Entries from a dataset
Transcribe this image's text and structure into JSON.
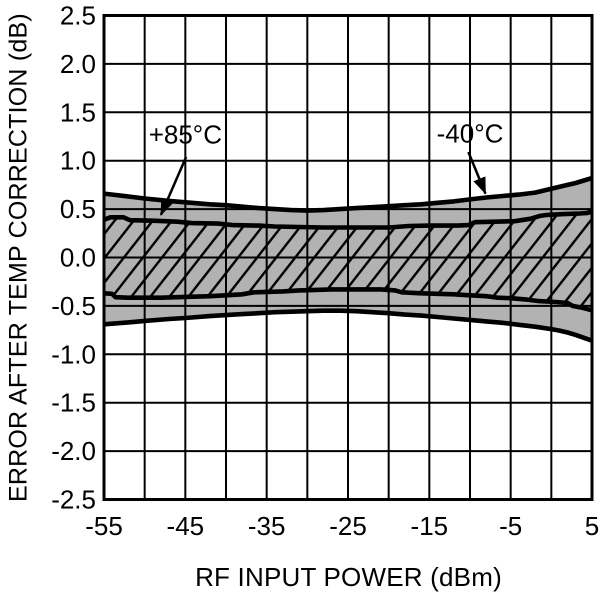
{
  "chart_data": {
    "type": "area",
    "title": "",
    "xlabel": "RF INPUT POWER (dBm)",
    "ylabel": "ERROR AFTER TEMP CORRECTION (dB)",
    "xlim": [
      -55,
      5
    ],
    "ylim": [
      -2.5,
      2.5
    ],
    "x_ticks": [
      "-55",
      "-45",
      "-35",
      "-25",
      "-15",
      "-5",
      "5"
    ],
    "x_tick_values": [
      -55,
      -45,
      -35,
      -25,
      -15,
      -5,
      5
    ],
    "y_ticks": [
      "2.5",
      "2.0",
      "1.5",
      "1.0",
      "0.5",
      "0.0",
      "-0.5",
      "-1.0",
      "-1.5",
      "-2.0",
      "-2.5"
    ],
    "y_tick_values": [
      2.5,
      2.0,
      1.5,
      1.0,
      0.5,
      0.0,
      -0.5,
      -1.0,
      -1.5,
      -2.0,
      -2.5
    ],
    "x_grid_step": 5,
    "y_grid_step": 0.5,
    "grid": true,
    "legend": "none",
    "bands": [
      {
        "name": "minus40C-error-band",
        "label": "-40°C",
        "hatch": false,
        "upper": [
          [
            -55,
            0.66
          ],
          [
            -52,
            0.63
          ],
          [
            -50,
            0.61
          ],
          [
            -47,
            0.585
          ],
          [
            -45,
            0.57
          ],
          [
            -42,
            0.55
          ],
          [
            -40,
            0.54
          ],
          [
            -38,
            0.525
          ],
          [
            -36,
            0.51
          ],
          [
            -34,
            0.5
          ],
          [
            -32,
            0.49
          ],
          [
            -30,
            0.485
          ],
          [
            -28,
            0.49
          ],
          [
            -26,
            0.5
          ],
          [
            -24,
            0.51
          ],
          [
            -22,
            0.52
          ],
          [
            -20,
            0.53
          ],
          [
            -18,
            0.54
          ],
          [
            -16,
            0.55
          ],
          [
            -14,
            0.565
          ],
          [
            -12,
            0.58
          ],
          [
            -10,
            0.6
          ],
          [
            -8,
            0.62
          ],
          [
            -6,
            0.635
          ],
          [
            -4,
            0.65
          ],
          [
            -2,
            0.67
          ],
          [
            0,
            0.71
          ],
          [
            2,
            0.75
          ],
          [
            3,
            0.77
          ],
          [
            4,
            0.795
          ],
          [
            5,
            0.82
          ]
        ],
        "lower": [
          [
            -55,
            -0.69
          ],
          [
            -52,
            -0.67
          ],
          [
            -50,
            -0.655
          ],
          [
            -47,
            -0.635
          ],
          [
            -45,
            -0.625
          ],
          [
            -42,
            -0.605
          ],
          [
            -40,
            -0.595
          ],
          [
            -38,
            -0.585
          ],
          [
            -36,
            -0.575
          ],
          [
            -34,
            -0.565
          ],
          [
            -32,
            -0.56
          ],
          [
            -30,
            -0.555
          ],
          [
            -28,
            -0.55
          ],
          [
            -26,
            -0.55
          ],
          [
            -24,
            -0.555
          ],
          [
            -22,
            -0.565
          ],
          [
            -20,
            -0.575
          ],
          [
            -18,
            -0.59
          ],
          [
            -16,
            -0.6
          ],
          [
            -14,
            -0.615
          ],
          [
            -12,
            -0.63
          ],
          [
            -10,
            -0.645
          ],
          [
            -8,
            -0.66
          ],
          [
            -6,
            -0.675
          ],
          [
            -4,
            -0.695
          ],
          [
            -2,
            -0.715
          ],
          [
            0,
            -0.74
          ],
          [
            1,
            -0.755
          ],
          [
            2,
            -0.775
          ],
          [
            3,
            -0.8
          ],
          [
            4,
            -0.83
          ],
          [
            5,
            -0.86
          ]
        ]
      },
      {
        "name": "plus85C-error-band",
        "label": "+85°C",
        "hatch": true,
        "upper": [
          [
            -55,
            0.39
          ],
          [
            -54.2,
            0.415
          ],
          [
            -52.6,
            0.415
          ],
          [
            -51.8,
            0.385
          ],
          [
            -49,
            0.38
          ],
          [
            -46,
            0.37
          ],
          [
            -44.2,
            0.355
          ],
          [
            -41,
            0.35
          ],
          [
            -39.2,
            0.335
          ],
          [
            -36,
            0.33
          ],
          [
            -34,
            0.32
          ],
          [
            -31,
            0.315
          ],
          [
            -28,
            0.31
          ],
          [
            -24,
            0.31
          ],
          [
            -20,
            0.31
          ],
          [
            -17.5,
            0.325
          ],
          [
            -15,
            0.33
          ],
          [
            -11.5,
            0.33
          ],
          [
            -10.2,
            0.335
          ],
          [
            -9.4,
            0.365
          ],
          [
            -7,
            0.37
          ],
          [
            -4.5,
            0.375
          ],
          [
            -2.6,
            0.4
          ],
          [
            -1.4,
            0.43
          ],
          [
            -0.5,
            0.44
          ],
          [
            1.5,
            0.448
          ],
          [
            3.5,
            0.455
          ],
          [
            4.4,
            0.46
          ],
          [
            5,
            0.475
          ]
        ],
        "lower": [
          [
            -55,
            -0.37
          ],
          [
            -54,
            -0.375
          ],
          [
            -53.6,
            -0.41
          ],
          [
            -52,
            -0.415
          ],
          [
            -48,
            -0.415
          ],
          [
            -46,
            -0.41
          ],
          [
            -44,
            -0.405
          ],
          [
            -42,
            -0.4
          ],
          [
            -40,
            -0.39
          ],
          [
            -38,
            -0.38
          ],
          [
            -36.6,
            -0.36
          ],
          [
            -35,
            -0.355
          ],
          [
            -33,
            -0.35
          ],
          [
            -31,
            -0.34
          ],
          [
            -29,
            -0.335
          ],
          [
            -27,
            -0.33
          ],
          [
            -24,
            -0.33
          ],
          [
            -21,
            -0.33
          ],
          [
            -19.2,
            -0.34
          ],
          [
            -18.4,
            -0.36
          ],
          [
            -16,
            -0.37
          ],
          [
            -14,
            -0.375
          ],
          [
            -12,
            -0.38
          ],
          [
            -10,
            -0.39
          ],
          [
            -8,
            -0.4
          ],
          [
            -6.6,
            -0.415
          ],
          [
            -5,
            -0.42
          ],
          [
            -3,
            -0.435
          ],
          [
            -1.5,
            -0.45
          ],
          [
            0.5,
            -0.46
          ],
          [
            2,
            -0.47
          ],
          [
            2.6,
            -0.5
          ],
          [
            3.8,
            -0.52
          ],
          [
            5,
            -0.545
          ]
        ]
      }
    ],
    "annotations": [
      {
        "id": "plus85C-callout",
        "text": "+85°C",
        "text_x": -45.0,
        "text_y": 1.27,
        "arrow_from": [
          -44.9,
          1.04
        ],
        "arrow_to": [
          -48.0,
          0.44
        ]
      },
      {
        "id": "minus40C-callout",
        "text": "-40°C",
        "text_x": -10.0,
        "text_y": 1.28,
        "arrow_from": [
          -10.2,
          1.09
        ],
        "arrow_to": [
          -8.1,
          0.66
        ]
      }
    ],
    "colors": {
      "band_fill": "#b2b2b2",
      "line": "#000000",
      "grid": "#000000",
      "background": "#ffffff",
      "text": "#000000"
    }
  }
}
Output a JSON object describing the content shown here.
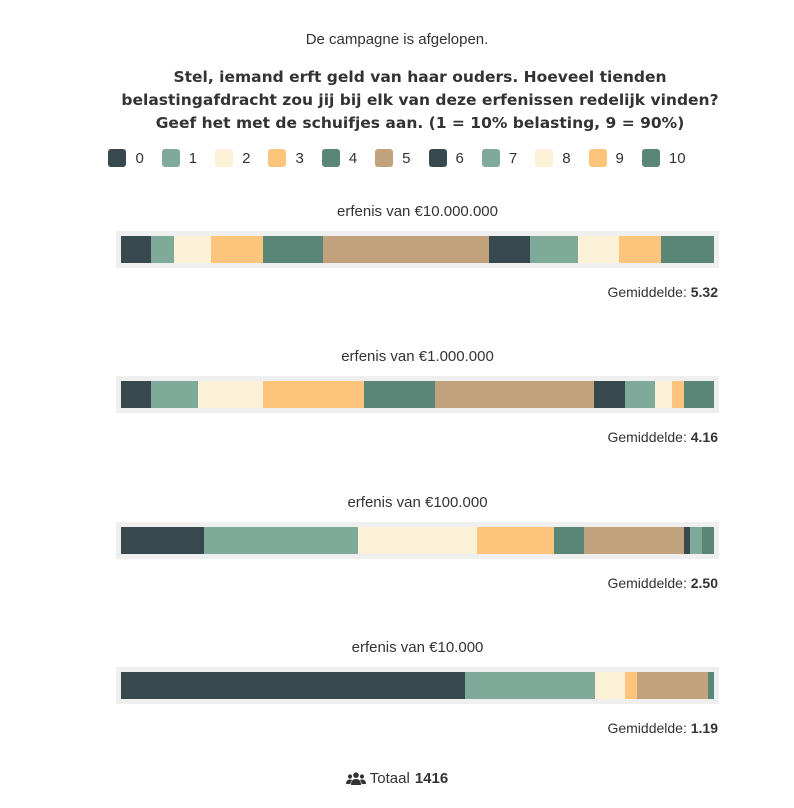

Task prompt:
Without the pictures, output the full listing exactly as it stands.

Written answer:
Transcribe this image's text and structure into JSON.
{
  "chart_data": {
    "type": "area",
    "title": "",
    "xlabel": "RF INPUT POWER (dBm)",
    "ylabel": "ERROR AFTER TEMP CORRECTION (dB)",
    "xlim": [
      -55,
      5
    ],
    "ylim": [
      -2.5,
      2.5
    ],
    "x_ticks": [
      "-55",
      "-45",
      "-35",
      "-25",
      "-15",
      "-5",
      "5"
    ],
    "x_tick_values": [
      -55,
      -45,
      -35,
      -25,
      -15,
      -5,
      5
    ],
    "y_ticks": [
      "2.5",
      "2.0",
      "1.5",
      "1.0",
      "0.5",
      "0.0",
      "-0.5",
      "-1.0",
      "-1.5",
      "-2.0",
      "-2.5"
    ],
    "y_tick_values": [
      2.5,
      2.0,
      1.5,
      1.0,
      0.5,
      0.0,
      -0.5,
      -1.0,
      -1.5,
      -2.0,
      -2.5
    ],
    "x_grid_step": 5,
    "y_grid_step": 0.5,
    "grid": true,
    "legend": "none",
    "bands": [
      {
        "name": "minus40C-error-band",
        "label": "-40°C",
        "hatch": false,
        "upper": [
          [
            -55,
            0.66
          ],
          [
            -52,
            0.63
          ],
          [
            -50,
            0.61
          ],
          [
            -47,
            0.585
          ],
          [
            -45,
            0.57
          ],
          [
            -42,
            0.55
          ],
          [
            -40,
            0.54
          ],
          [
            -38,
            0.525
          ],
          [
            -36,
            0.51
          ],
          [
            -34,
            0.5
          ],
          [
            -32,
            0.49
          ],
          [
            -30,
            0.485
          ],
          [
            -28,
            0.49
          ],
          [
            -26,
            0.5
          ],
          [
            -24,
            0.51
          ],
          [
            -22,
            0.52
          ],
          [
            -20,
            0.53
          ],
          [
            -18,
            0.54
          ],
          [
            -16,
            0.55
          ],
          [
            -14,
            0.565
          ],
          [
            -12,
            0.58
          ],
          [
            -10,
            0.6
          ],
          [
            -8,
            0.62
          ],
          [
            -6,
            0.635
          ],
          [
            -4,
            0.65
          ],
          [
            -2,
            0.67
          ],
          [
            0,
            0.71
          ],
          [
            2,
            0.75
          ],
          [
            3,
            0.77
          ],
          [
            4,
            0.795
          ],
          [
            5,
            0.82
          ]
        ],
        "lower": [
          [
            -55,
            -0.69
          ],
          [
            -52,
            -0.67
          ],
          [
            -50,
            -0.655
          ],
          [
            -47,
            -0.635
          ],
          [
            -45,
            -0.625
          ],
          [
            -42,
            -0.605
          ],
          [
            -40,
            -0.595
          ],
          [
            -38,
            -0.585
          ],
          [
            -36,
            -0.575
          ],
          [
            -34,
            -0.565
          ],
          [
            -32,
            -0.56
          ],
          [
            -30,
            -0.555
          ],
          [
            -28,
            -0.55
          ],
          [
            -26,
            -0.55
          ],
          [
            -24,
            -0.555
          ],
          [
            -22,
            -0.565
          ],
          [
            -20,
            -0.575
          ],
          [
            -18,
            -0.59
          ],
          [
            -16,
            -0.6
          ],
          [
            -14,
            -0.615
          ],
          [
            -12,
            -0.63
          ],
          [
            -10,
            -0.645
          ],
          [
            -8,
            -0.66
          ],
          [
            -6,
            -0.675
          ],
          [
            -4,
            -0.695
          ],
          [
            -2,
            -0.715
          ],
          [
            0,
            -0.74
          ],
          [
            1,
            -0.755
          ],
          [
            2,
            -0.775
          ],
          [
            3,
            -0.8
          ],
          [
            4,
            -0.83
          ],
          [
            5,
            -0.86
          ]
        ]
      },
      {
        "name": "plus85C-error-band",
        "label": "+85°C",
        "hatch": true,
        "upper": [
          [
            -55,
            0.39
          ],
          [
            -54.2,
            0.415
          ],
          [
            -52.6,
            0.415
          ],
          [
            -51.8,
            0.385
          ],
          [
            -49,
            0.38
          ],
          [
            -46,
            0.37
          ],
          [
            -44.2,
            0.355
          ],
          [
            -41,
            0.35
          ],
          [
            -39.2,
            0.335
          ],
          [
            -36,
            0.33
          ],
          [
            -34,
            0.32
          ],
          [
            -31,
            0.315
          ],
          [
            -28,
            0.31
          ],
          [
            -24,
            0.31
          ],
          [
            -20,
            0.31
          ],
          [
            -17.5,
            0.325
          ],
          [
            -15,
            0.33
          ],
          [
            -11.5,
            0.33
          ],
          [
            -10.2,
            0.335
          ],
          [
            -9.4,
            0.365
          ],
          [
            -7,
            0.37
          ],
          [
            -4.5,
            0.375
          ],
          [
            -2.6,
            0.4
          ],
          [
            -1.4,
            0.43
          ],
          [
            -0.5,
            0.44
          ],
          [
            1.5,
            0.448
          ],
          [
            3.5,
            0.455
          ],
          [
            4.4,
            0.46
          ],
          [
            5,
            0.475
          ]
        ],
        "lower": [
          [
            -55,
            -0.37
          ],
          [
            -54,
            -0.375
          ],
          [
            -53.6,
            -0.41
          ],
          [
            -52,
            -0.415
          ],
          [
            -48,
            -0.415
          ],
          [
            -46,
            -0.41
          ],
          [
            -44,
            -0.405
          ],
          [
            -42,
            -0.4
          ],
          [
            -40,
            -0.39
          ],
          [
            -38,
            -0.38
          ],
          [
            -36.6,
            -0.36
          ],
          [
            -35,
            -0.355
          ],
          [
            -33,
            -0.35
          ],
          [
            -31,
            -0.34
          ],
          [
            -29,
            -0.335
          ],
          [
            -27,
            -0.33
          ],
          [
            -24,
            -0.33
          ],
          [
            -21,
            -0.33
          ],
          [
            -19.2,
            -0.34
          ],
          [
            -18.4,
            -0.36
          ],
          [
            -16,
            -0.37
          ],
          [
            -14,
            -0.375
          ],
          [
            -12,
            -0.38
          ],
          [
            -10,
            -0.39
          ],
          [
            -8,
            -0.4
          ],
          [
            -6.6,
            -0.415
          ],
          [
            -5,
            -0.42
          ],
          [
            -3,
            -0.435
          ],
          [
            -1.5,
            -0.45
          ],
          [
            0.5,
            -0.46
          ],
          [
            2,
            -0.47
          ],
          [
            2.6,
            -0.5
          ],
          [
            3.8,
            -0.52
          ],
          [
            5,
            -0.545
          ]
        ]
      }
    ],
    "annotations": [
      {
        "id": "plus85C-callout",
        "text": "+85°C",
        "text_x": -45.0,
        "text_y": 1.27,
        "arrow_from": [
          -44.9,
          1.04
        ],
        "arrow_to": [
          -48.0,
          0.44
        ]
      },
      {
        "id": "minus40C-callout",
        "text": "-40°C",
        "text_x": -10.0,
        "text_y": 1.28,
        "arrow_from": [
          -10.2,
          1.09
        ],
        "arrow_to": [
          -8.1,
          0.66
        ]
      }
    ],
    "colors": {
      "band_fill": "#b2b2b2",
      "line": "#000000",
      "grid": "#000000",
      "background": "#ffffff",
      "text": "#000000"
    }
  }
}
Output a JSON object describing the content shown here.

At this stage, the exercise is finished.